* _To do_
Extract every line of the material that holds the string "heart".

* _Extracted data_
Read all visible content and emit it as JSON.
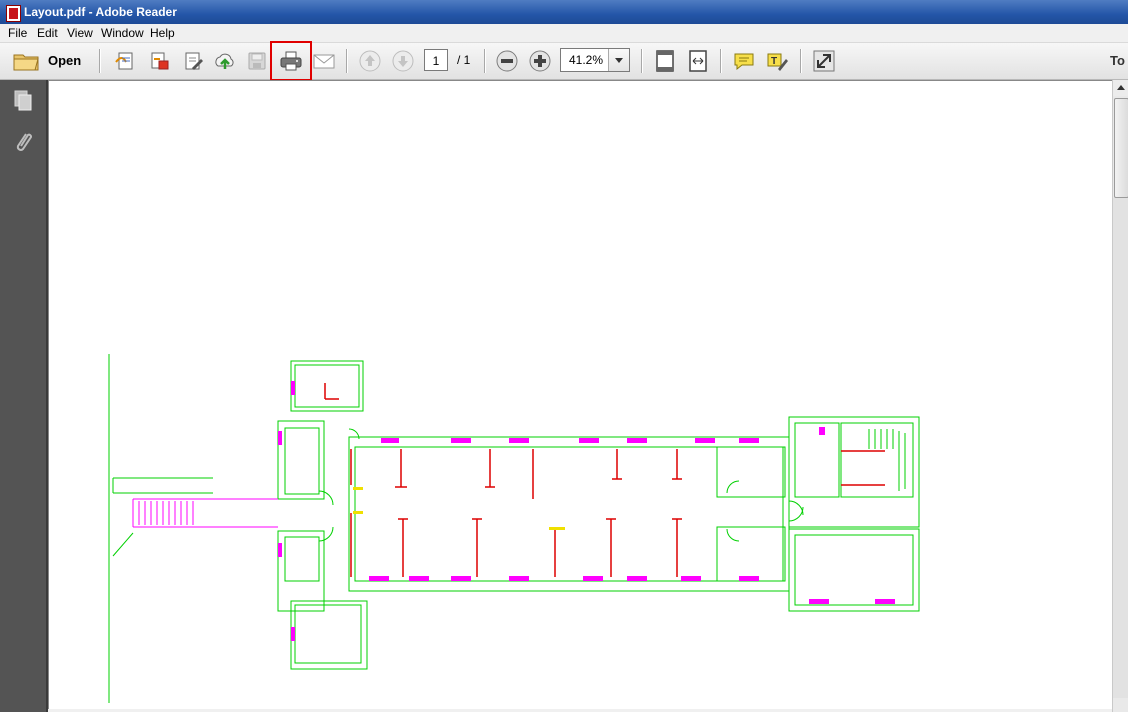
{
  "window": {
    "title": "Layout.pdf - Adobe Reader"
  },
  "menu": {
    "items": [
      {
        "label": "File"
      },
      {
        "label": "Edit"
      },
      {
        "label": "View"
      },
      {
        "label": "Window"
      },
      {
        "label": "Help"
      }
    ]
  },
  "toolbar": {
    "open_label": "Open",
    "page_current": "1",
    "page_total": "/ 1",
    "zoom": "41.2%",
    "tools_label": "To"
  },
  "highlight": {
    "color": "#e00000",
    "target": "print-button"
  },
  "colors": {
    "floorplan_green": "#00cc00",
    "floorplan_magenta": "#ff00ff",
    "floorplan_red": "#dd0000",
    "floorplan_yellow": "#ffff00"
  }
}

* * *

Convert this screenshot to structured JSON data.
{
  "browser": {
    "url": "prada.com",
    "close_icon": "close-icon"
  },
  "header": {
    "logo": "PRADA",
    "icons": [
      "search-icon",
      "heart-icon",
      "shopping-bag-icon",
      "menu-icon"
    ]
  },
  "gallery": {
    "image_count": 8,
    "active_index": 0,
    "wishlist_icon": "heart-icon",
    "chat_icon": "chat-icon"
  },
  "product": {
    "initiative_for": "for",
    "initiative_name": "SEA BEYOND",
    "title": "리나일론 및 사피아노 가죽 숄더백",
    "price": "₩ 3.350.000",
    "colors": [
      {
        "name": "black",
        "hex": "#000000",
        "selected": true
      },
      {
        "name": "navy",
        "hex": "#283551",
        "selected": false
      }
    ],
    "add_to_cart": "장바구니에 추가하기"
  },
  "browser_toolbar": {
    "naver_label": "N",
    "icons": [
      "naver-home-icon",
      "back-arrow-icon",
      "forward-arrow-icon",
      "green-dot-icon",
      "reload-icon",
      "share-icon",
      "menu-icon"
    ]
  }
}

* _Task answer_
      "heart-icon",
    "wishlist_icon": "heart-icon",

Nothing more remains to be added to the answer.